● Exercise tasks:
1 > In the passage on mid-year holidays, condense the paragraph that begins "All students tend to look forward" into a short bulleted list that keeps its main facts.
2 > Rewrite the stretch of the passage on mid-year holidays from "The mid-year holidays" through "rest and effort.", putting "caregivers" in place of "parents".

● Selected excerpt:
++++++++++

The mid-year holidays are upon us and it is timely for parents to ask how to approach the break from the point of view of their children. Holidays are necessary for breaking routine, refreshing the mind and relaxing. However, they can also be an opportunity for students to discover a new balance between rest and effort.

All students tend to look forward to the idea of a holiday. The school term can vary in length between seven to twelve weeks. Students and their teachers look forward to a break from the early morning starts and the fullness of the term. Holidays usually provide a complete break from school. The exception may be that some schools provide activities and structured support for students in senior years. These schools might offer study revision classes or time when major works for particular subjects such as Art and Design and Technology can be completed. It is also possible that schools offer holiday care for students to help working families.

The question that should be asked is whether a complete break from study is, in fact, the best use of holiday time.

++++++++++

● Items:

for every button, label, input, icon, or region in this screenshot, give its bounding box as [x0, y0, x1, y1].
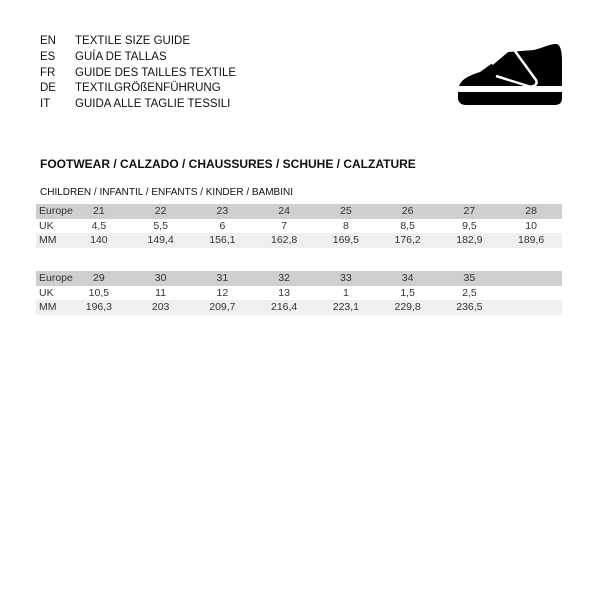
- table-cell: 189,6: [517, 234, 545, 246]
- table-cell: 31: [216, 272, 229, 284]
- table-cell: 176,2: [394, 234, 421, 246]
- row-label: UK: [39, 286, 54, 299]
- language-code: EN: [40, 35, 56, 47]
- table-cell: 26: [401, 205, 414, 217]
- size-table-2: Europe 29 30 31 32 33 34 35 UK 10,5 11 12 13 1 1,5 2,5 M…: [36, 271, 562, 315]
- table-cell: 209,7: [209, 301, 236, 313]
- table-row: UK 10,5 11 12 13 1 1,5 2,5: [36, 286, 562, 301]
- language-row: FR GUIDE DES TAILLES TEXTILE: [40, 66, 236, 82]
- table-cell: 8,5: [400, 219, 415, 232]
- table-cell: 9,5: [462, 219, 477, 232]
- language-row: IT GUIDA ALLE TAGLIE TESSILI: [40, 97, 236, 113]
- table-cell: 11: [155, 286, 167, 299]
- table-cell: 7: [281, 219, 288, 232]
- table-cell: 32: [278, 272, 290, 284]
- table-cell: [500, 300, 562, 315]
- table-cell: 25: [340, 205, 352, 217]
- table-cell: 236,5: [456, 301, 483, 313]
- table-cell: 10,5: [88, 286, 110, 299]
- row-label: MM: [39, 301, 57, 313]
- table-cell: 12: [216, 286, 229, 299]
- language-row: ES GUÍA DE TALLAS: [40, 50, 236, 66]
- table-cell: 30: [154, 272, 167, 284]
- table-row: UK 4,5 5,5 6 7 8 8,5 9,5 10: [36, 219, 562, 234]
- table-cell: 33: [340, 272, 352, 284]
- table-cell: 29: [93, 272, 105, 284]
- row-label: MM: [39, 234, 57, 246]
- table-cell: 182,9: [456, 234, 483, 246]
- table-cell: 223,1: [332, 301, 360, 313]
- table-cell: 8: [342, 219, 349, 232]
- table-cell: 27: [463, 205, 476, 217]
- table-cell: [500, 271, 562, 286]
- language-code: DE: [40, 82, 56, 95]
- table-cell: 196,3: [85, 301, 113, 313]
- table-cell: 162,8: [270, 234, 298, 246]
- table-cell: 229,8: [394, 301, 421, 313]
- table-cell: 156,1: [209, 234, 236, 246]
- section-title: FOOTWEAR / CALZADO / CHAUSSURES / SCHUHE…: [40, 157, 416, 171]
- table-row: Europe 29 30 31 32 33 34 35: [36, 271, 562, 286]
- language-title: GUIDA ALLE TAGLIE TESSILI: [75, 98, 231, 111]
- table-cell: 140: [90, 234, 108, 246]
- size-table-1: Europe 21 22 23 24 25 26 27 28 UK 4,5 5,5 6 7 8 8,5 9,5 1…: [36, 204, 562, 248]
- language-code: FR: [40, 66, 56, 79]
- table-cell: 10: [525, 219, 537, 232]
- table-cell: 34: [401, 272, 414, 284]
- table-cell: 1,5: [400, 286, 415, 299]
- language-list: EN TEXTILE SIZE GUIDE ES GUÍA DE TALLAS FR GU…: [40, 34, 236, 113]
- table-row: Europe 21 22 23 24 25 26 27 28: [36, 204, 562, 219]
- table-cell: 203: [151, 301, 170, 313]
- shoe-icon: [458, 44, 562, 105]
- row-label: Europe: [39, 272, 73, 284]
- language-title: GUIDE DES TAILLES TEXTILE: [75, 66, 237, 79]
- table-cell: 216,4: [270, 301, 298, 313]
- table-cell: 21: [93, 205, 105, 217]
- table-cell: 4,5: [91, 219, 107, 232]
- row-label: Europe: [39, 205, 73, 217]
- table-cell: 13: [278, 286, 290, 299]
- subsection-title: CHILDREN / INFANTIL / ENFANTS / KINDER /…: [40, 187, 294, 198]
- table-cell: 149,4: [147, 234, 174, 246]
- language-title: TEXTILE SIZE GUIDE: [75, 35, 191, 47]
- table-cell: 6: [219, 219, 226, 232]
- table-cell: 22: [154, 205, 167, 217]
- table-cell: 169,5: [332, 234, 360, 246]
- language-code: ES: [40, 50, 56, 63]
- row-label: UK: [39, 219, 54, 232]
- table-cell: 23: [216, 205, 229, 217]
- table-cell: [500, 286, 562, 301]
- table-cell: 5,5: [153, 219, 168, 232]
- language-row: EN TEXTILE SIZE GUIDE: [40, 34, 236, 50]
- language-title: GUÍA DE TALLAS: [75, 50, 167, 63]
- language-row: DE TEXTILGRÖßENFÜHRUNG: [40, 81, 236, 97]
- table-cell: 35: [463, 272, 476, 284]
- table-row: MM 140 149,4 156,1 162,8 169,5 176,2 182,9 189,6: [36, 233, 562, 248]
- table-cell: 1: [342, 286, 349, 299]
- table-cell: 2,5: [462, 286, 477, 299]
- language-code: IT: [40, 98, 51, 111]
- table-cell: 28: [525, 205, 537, 217]
- language-title: TEXTILGRÖßENFÜHRUNG: [75, 82, 221, 95]
- table-row: MM 196,3 203 209,7 216,4 223,1 229,8 236,5: [36, 300, 562, 315]
- table-cell: 24: [278, 205, 290, 217]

++++++++++

● Task solutions:
1 >
- Students look forward to holidays after terms that last seven to twelve weeks.
- Students and teachers welcome a break from early morning starts and the fullness of the term.
- Holidays usually mean a complete break from school.
- Some schools offer activities and structured support for senior students, such as study revision classes or time to complete major works in subjects like Art and Design and Technology.
- Some schools also provide holiday care to help working families.

2 >
The mid-year holidays are upon us and it is timely for caregivers to ask how to approach the break from the point of view of their children. Holidays are necessary for breaking routine, refreshing the mind and relaxing. However, they can also be an opportunity for students to discover a new balance between rest and effort.